• Problem to solve: Work out how many lines hold the string "text". Give that number and nothing more.

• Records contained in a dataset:
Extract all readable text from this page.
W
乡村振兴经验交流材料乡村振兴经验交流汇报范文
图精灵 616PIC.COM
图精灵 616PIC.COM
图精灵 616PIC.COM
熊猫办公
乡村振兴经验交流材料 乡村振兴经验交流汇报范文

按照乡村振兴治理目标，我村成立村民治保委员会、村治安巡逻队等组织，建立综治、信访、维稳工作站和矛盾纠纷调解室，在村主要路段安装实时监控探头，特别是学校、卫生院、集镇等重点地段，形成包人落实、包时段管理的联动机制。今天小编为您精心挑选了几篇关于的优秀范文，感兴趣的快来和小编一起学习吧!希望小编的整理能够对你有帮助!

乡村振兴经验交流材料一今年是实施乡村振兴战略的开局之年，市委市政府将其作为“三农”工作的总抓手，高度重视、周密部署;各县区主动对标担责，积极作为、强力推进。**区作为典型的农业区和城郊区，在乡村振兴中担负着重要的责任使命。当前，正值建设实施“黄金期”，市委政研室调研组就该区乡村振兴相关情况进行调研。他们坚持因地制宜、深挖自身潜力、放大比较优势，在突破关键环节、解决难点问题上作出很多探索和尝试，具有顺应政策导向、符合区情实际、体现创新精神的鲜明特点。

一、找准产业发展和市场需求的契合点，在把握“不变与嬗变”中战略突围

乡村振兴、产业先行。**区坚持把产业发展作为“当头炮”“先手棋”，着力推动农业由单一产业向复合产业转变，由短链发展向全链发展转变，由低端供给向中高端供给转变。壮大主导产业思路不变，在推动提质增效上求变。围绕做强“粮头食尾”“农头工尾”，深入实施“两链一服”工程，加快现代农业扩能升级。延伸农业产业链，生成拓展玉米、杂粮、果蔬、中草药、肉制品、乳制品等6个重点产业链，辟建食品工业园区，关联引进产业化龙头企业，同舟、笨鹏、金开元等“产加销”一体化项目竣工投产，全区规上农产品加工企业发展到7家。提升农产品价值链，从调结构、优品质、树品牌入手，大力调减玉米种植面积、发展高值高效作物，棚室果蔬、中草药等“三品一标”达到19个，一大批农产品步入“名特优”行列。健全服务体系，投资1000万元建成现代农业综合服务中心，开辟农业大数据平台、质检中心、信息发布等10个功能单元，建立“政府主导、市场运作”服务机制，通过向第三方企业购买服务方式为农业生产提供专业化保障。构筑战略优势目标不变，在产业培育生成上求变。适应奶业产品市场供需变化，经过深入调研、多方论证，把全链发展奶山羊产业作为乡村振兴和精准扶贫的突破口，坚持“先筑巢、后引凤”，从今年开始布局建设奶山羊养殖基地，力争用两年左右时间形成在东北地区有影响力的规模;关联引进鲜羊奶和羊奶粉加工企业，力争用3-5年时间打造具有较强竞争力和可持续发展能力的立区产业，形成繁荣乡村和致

...

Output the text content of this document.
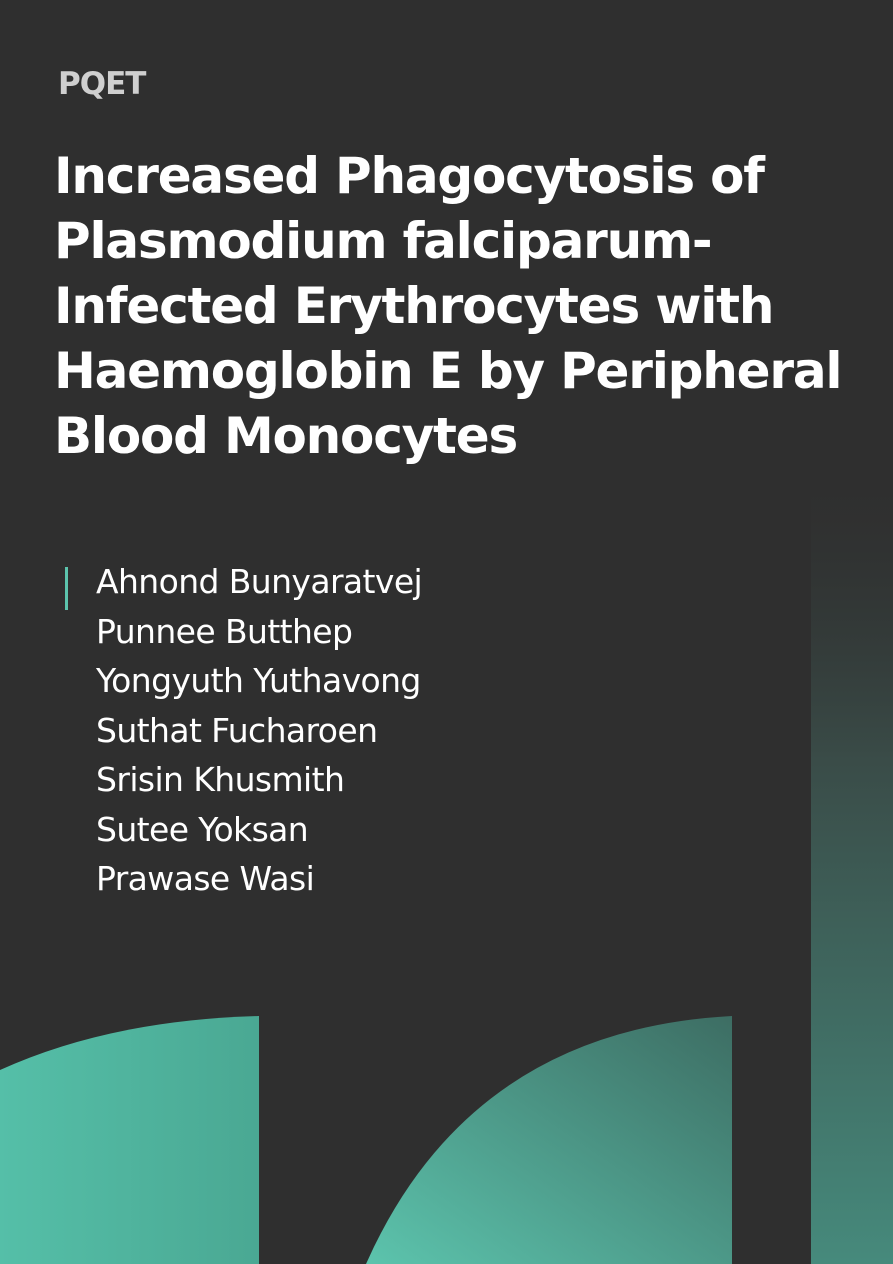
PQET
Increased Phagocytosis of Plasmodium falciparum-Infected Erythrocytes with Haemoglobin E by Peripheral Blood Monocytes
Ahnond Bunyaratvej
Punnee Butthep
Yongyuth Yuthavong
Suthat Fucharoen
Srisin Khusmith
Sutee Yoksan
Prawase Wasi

• Reply: 2